▸ WHAT TO PRODUCE: Give every line back verbatim, dropping all images.

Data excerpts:

>>

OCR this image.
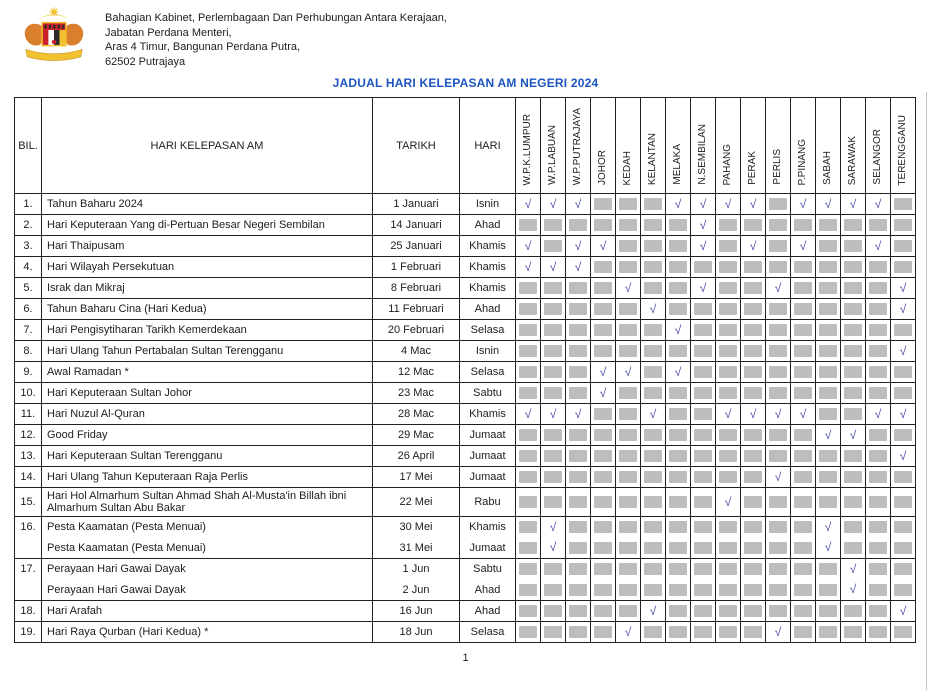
Bahagian Kabinet, Perlembagaan Dan Perhubungan Antara Kerajaan,
Jabatan Perdana Menteri,
Aras 4 Timur, Bangunan Perdana Putra,
62502 Putrajaya
JADUAL HARI KELEPASAN AM NEGERI 2024
BIL.	HARI KELEPASAN AM	TARIKH	HARI	W.P.K.LUMPUR	W.P.LABUAN	W.P.PUTRAJAYA	JOHOR	KEDAH	KELANTAN	MELAKA	N.SEMBILAN	PAHANG	PERAK	PERLIS	P.PINANG	SABAH	SARAWAK	SELANGOR	TERENGGANU
1.	Tahun Baharu 2024	1 Januari	Isnin	√	√	√				√	√	√	√		√	√	√	√	

2.	Hari Keputeraan Yang di-Pertuan Besar Negeri Sembilan	14 Januari	Ahad								√	

3.	Hari Thaipusam	25 Januari	Khamis	√		√	√				√		√		√			√	

4.	Hari Wilayah Persekutuan	1 Februari	Khamis	√	√	√	

5.	Israk dan Mikraj	8 Februari	Khamis					√			√			√					√
6.	Tahun Baharu Cina (Hari Kedua)	11 Februari	Ahad						√										√
7.	Hari Pengisytiharan Tarikh Kemerdekaan	20 Februari	Selasa							√	

8.	Hari Ulang Tahun Pertabalan Sultan Terengganu	4 Mac	Isnin																√
9.	Awal Ramadan *	12 Mac	Selasa				√	√		√	

10.	Hari Keputeraan Sultan Johor	23 Mac	Sabtu				√	

11.	Hari Nuzul Al-Quran	28 Mac	Khamis	√	√	√			√			√	√	√	√			√	√
12.	Good Friday	29 Mac	Jumaat													√	√	

13.	Hari Keputeraan Sultan Terengganu	26 April	Jumaat																√
14.	Hari Ulang Tahun Keputeraan Raja Perlis	17 Mei	Jumaat											√	

15.	Hari Hol Almarhum Sultan Ahmad Shah Al-Musta'in Billah ibni Almarhum Sultan Abu Bakar	22 Mei	Rabu									√	

16.	Pesta Kaamatan (Pesta Menuai)	30 Mei	Khamis		√											√	

	Pesta Kaamatan (Pesta Menuai)	31 Mei	Jumaat		√											√	

17.	Perayaan Hari Gawai Dayak	1 Jun	Sabtu														√	

	Perayaan Hari Gawai Dayak	2 Jun	Ahad														√	

18.	Hari Arafah	16 Jun	Ahad						√										√
19.	Hari Raya Qurban (Hari Kedua) *	18 Jun	Selasa					√						√	

1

<<

▸ IN RESPONSE:
OCR this image.
Bahagian Kabinet, Perlembagaan Dan Perhubungan Antara Kerajaan,
Jabatan Perdana Menteri,
Aras 4 Timur, Bangunan Perdana Putra,
62502 Putrajaya
JADUAL HARI KELEPASAN AM NEGERI 2024
BIL.	HARI KELEPASAN AM	TARIKH	HARI	W.P.K.LUMPUR	W.P.LABUAN	W.P.PUTRAJAYA	JOHOR	KEDAH	KELANTAN	MELAKA	N.SEMBILAN	PAHANG	PERAK	PERLIS	P.PINANG	SABAH	SARAWAK	SELANGOR	TERENGGANU
1.	Tahun Baharu 2024	1 Januari	Isnin	√	√	√				√	√	√	√		√	√	√	√	

2.	Hari Keputeraan Yang di-Pertuan Besar Negeri Sembilan	14 Januari	Ahad								√	

3.	Hari Thaipusam	25 Januari	Khamis	√		√	√				√		√		√			√	

4.	Hari Wilayah Persekutuan	1 Februari	Khamis	√	√	√	

5.	Israk dan Mikraj	8 Februari	Khamis					√			√			√					√
6.	Tahun Baharu Cina (Hari Kedua)	11 Februari	Ahad						√										√
7.	Hari Pengisytiharan Tarikh Kemerdekaan	20 Februari	Selasa							√	

8.	Hari Ulang Tahun Pertabalan Sultan Terengganu	4 Mac	Isnin																√
9.	Awal Ramadan *	12 Mac	Selasa				√	√		√	

10.	Hari Keputeraan Sultan Johor	23 Mac	Sabtu				√	

11.	Hari Nuzul Al-Quran	28 Mac	Khamis	√	√	√			√			√	√	√	√			√	√
12.	Good Friday	29 Mac	Jumaat													√	√	

13.	Hari Keputeraan Sultan Terengganu	26 April	Jumaat																√
14.	Hari Ulang Tahun Keputeraan Raja Perlis	17 Mei	Jumaat											√	

15.	Hari Hol Almarhum Sultan Ahmad Shah Al-Musta'in Billah ibni Almarhum Sultan Abu Bakar	22 Mei	Rabu									√	

16.	Pesta Kaamatan (Pesta Menuai)	30 Mei	Khamis		√											√	

	Pesta Kaamatan (Pesta Menuai)	31 Mei	Jumaat		√											√	

17.	Perayaan Hari Gawai Dayak	1 Jun	Sabtu														√	

	Perayaan Hari Gawai Dayak	2 Jun	Ahad														√	

18.	Hari Arafah	16 Jun	Ahad						√										√
19.	Hari Raya Qurban (Hari Kedua) *	18 Jun	Selasa					√						√	

1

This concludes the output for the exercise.